● Job
Locate each line holding the string "подразделений" and copy it.

:::

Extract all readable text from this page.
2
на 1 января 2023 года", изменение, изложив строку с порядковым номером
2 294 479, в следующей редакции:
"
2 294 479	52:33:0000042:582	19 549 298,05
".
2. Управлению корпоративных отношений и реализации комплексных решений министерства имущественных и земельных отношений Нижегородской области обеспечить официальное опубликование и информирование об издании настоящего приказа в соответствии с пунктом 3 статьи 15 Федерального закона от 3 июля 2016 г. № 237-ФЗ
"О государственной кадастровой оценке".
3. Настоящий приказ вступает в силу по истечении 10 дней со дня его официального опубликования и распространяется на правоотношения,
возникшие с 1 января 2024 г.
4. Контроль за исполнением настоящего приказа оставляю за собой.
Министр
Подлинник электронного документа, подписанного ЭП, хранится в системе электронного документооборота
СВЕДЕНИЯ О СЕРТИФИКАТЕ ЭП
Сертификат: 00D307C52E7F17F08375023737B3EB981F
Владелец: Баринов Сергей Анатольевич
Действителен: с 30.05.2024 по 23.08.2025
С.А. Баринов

:::

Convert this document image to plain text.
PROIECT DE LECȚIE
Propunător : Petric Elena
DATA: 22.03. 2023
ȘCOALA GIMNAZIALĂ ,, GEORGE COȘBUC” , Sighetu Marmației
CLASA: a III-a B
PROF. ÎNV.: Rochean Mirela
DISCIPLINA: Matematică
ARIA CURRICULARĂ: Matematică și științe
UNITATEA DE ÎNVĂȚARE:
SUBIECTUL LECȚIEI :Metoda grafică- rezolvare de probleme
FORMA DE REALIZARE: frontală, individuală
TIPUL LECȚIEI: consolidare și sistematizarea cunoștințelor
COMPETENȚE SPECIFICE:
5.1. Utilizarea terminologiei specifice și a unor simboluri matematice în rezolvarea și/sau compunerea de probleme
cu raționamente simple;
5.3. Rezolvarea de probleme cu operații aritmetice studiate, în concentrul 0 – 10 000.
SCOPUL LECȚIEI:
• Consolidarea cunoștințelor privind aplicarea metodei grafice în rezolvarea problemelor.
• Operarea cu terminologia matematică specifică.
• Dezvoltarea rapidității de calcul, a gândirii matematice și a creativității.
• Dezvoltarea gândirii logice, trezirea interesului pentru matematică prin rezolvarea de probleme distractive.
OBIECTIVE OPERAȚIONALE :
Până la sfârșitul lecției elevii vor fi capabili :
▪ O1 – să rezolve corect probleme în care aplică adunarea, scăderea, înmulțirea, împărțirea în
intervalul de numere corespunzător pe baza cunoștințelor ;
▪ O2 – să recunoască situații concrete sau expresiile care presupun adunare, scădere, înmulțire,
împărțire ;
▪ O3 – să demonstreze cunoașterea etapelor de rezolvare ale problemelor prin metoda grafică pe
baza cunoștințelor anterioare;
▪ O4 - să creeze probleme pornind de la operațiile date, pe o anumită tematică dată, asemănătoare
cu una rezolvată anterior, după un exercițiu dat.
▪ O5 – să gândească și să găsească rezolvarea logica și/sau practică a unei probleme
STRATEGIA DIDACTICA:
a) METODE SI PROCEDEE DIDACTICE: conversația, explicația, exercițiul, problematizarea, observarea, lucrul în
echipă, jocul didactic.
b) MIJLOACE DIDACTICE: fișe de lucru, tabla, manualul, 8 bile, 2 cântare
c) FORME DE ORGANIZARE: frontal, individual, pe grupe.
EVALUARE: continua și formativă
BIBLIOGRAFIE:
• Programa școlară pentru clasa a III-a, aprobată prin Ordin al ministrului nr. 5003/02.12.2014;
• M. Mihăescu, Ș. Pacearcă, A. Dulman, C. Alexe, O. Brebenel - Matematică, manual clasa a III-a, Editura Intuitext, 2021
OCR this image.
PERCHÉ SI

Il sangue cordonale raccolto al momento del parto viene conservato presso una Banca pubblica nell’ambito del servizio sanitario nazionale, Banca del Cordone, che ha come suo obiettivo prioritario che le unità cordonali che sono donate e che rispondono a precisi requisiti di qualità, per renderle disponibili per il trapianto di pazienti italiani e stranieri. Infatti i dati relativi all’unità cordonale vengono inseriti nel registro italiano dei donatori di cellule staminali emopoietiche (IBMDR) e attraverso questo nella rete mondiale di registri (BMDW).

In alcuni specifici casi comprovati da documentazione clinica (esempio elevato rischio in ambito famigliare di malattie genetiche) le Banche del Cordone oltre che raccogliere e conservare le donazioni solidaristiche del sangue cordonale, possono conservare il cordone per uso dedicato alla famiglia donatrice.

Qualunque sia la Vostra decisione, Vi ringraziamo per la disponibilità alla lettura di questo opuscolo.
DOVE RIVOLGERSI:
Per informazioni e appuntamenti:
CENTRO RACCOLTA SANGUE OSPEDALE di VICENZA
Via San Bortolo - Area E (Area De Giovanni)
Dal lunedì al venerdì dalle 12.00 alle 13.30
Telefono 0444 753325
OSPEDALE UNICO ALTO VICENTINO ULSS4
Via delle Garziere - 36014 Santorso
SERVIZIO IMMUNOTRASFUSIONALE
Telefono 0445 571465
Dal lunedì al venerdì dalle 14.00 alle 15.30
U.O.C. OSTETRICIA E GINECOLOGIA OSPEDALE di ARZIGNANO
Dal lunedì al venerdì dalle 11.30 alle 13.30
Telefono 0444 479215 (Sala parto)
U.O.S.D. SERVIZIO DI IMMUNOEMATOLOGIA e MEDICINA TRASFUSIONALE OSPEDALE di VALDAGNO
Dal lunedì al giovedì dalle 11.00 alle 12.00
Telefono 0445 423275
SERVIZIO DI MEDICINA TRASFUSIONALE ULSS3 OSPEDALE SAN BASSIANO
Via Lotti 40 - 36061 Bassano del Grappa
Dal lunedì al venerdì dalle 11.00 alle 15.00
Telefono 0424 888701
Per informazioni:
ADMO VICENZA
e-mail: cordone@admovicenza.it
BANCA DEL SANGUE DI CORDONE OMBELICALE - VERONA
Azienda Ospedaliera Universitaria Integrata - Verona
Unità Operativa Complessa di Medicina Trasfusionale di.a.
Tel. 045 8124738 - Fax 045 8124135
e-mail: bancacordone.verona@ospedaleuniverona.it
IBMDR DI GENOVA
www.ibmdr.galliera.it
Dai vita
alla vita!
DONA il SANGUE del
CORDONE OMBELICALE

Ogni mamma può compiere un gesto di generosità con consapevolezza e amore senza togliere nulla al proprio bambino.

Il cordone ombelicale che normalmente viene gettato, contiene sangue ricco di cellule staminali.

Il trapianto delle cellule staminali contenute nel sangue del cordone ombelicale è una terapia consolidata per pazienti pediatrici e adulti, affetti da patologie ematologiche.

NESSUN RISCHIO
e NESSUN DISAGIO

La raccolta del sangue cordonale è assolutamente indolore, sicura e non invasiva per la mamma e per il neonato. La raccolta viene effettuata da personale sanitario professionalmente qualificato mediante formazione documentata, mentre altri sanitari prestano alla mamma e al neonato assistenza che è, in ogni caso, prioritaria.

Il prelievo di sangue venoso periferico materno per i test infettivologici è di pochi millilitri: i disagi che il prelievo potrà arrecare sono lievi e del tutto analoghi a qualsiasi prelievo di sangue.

:::

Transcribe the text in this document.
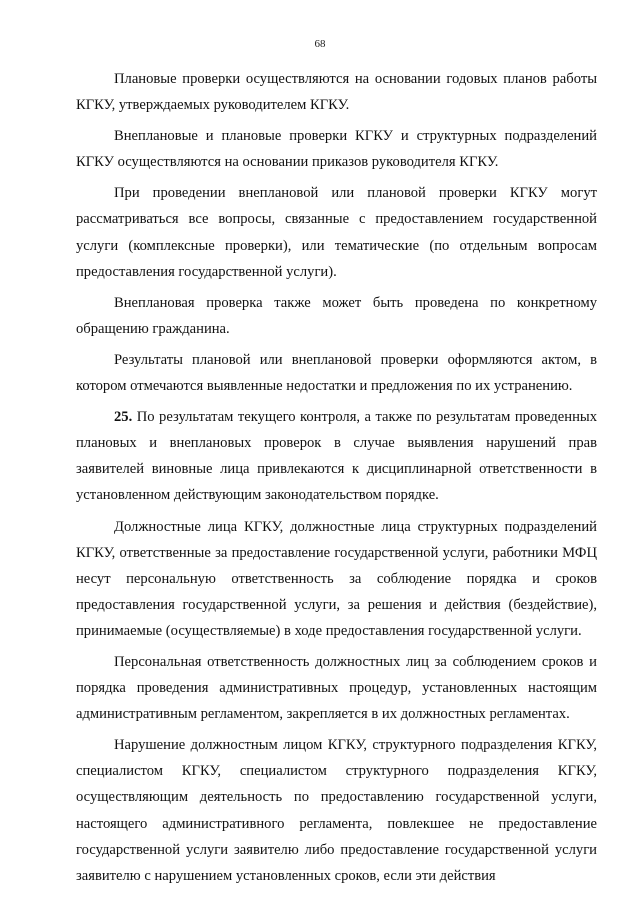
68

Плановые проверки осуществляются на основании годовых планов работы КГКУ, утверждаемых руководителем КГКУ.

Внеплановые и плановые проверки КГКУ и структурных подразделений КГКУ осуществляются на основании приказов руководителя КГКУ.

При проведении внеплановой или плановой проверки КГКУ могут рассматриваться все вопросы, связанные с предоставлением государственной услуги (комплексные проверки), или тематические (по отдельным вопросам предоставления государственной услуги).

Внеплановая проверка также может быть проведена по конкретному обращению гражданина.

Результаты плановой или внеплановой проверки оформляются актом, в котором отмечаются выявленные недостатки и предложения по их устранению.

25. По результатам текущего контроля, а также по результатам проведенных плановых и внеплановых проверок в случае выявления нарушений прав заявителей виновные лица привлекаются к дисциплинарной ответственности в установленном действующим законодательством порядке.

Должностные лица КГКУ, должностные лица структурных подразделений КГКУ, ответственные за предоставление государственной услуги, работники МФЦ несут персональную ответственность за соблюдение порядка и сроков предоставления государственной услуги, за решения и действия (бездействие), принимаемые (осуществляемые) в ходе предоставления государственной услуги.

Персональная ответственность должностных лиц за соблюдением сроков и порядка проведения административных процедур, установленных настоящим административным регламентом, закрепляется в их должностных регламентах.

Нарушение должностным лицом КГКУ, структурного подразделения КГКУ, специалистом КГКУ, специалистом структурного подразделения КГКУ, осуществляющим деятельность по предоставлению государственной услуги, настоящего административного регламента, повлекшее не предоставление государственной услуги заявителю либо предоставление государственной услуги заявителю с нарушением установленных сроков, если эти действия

:::

● Response for this exercise
Внеплановые и плановые проверки КГКУ и структурных подразделений КГКУ осуществляются на основании приказов руководителя КГКУ.
Должностные лица КГКУ, должностные лица структурных подразделений КГКУ, ответственные за предоставление государственной услуги, работники МФЦ несут персональную ответственность за соблюдение порядка и сроков предоставления государственной услуги, за решения и действия (бездействие), принимаемые (осуществляемые) в ходе предоставления государственной услуги.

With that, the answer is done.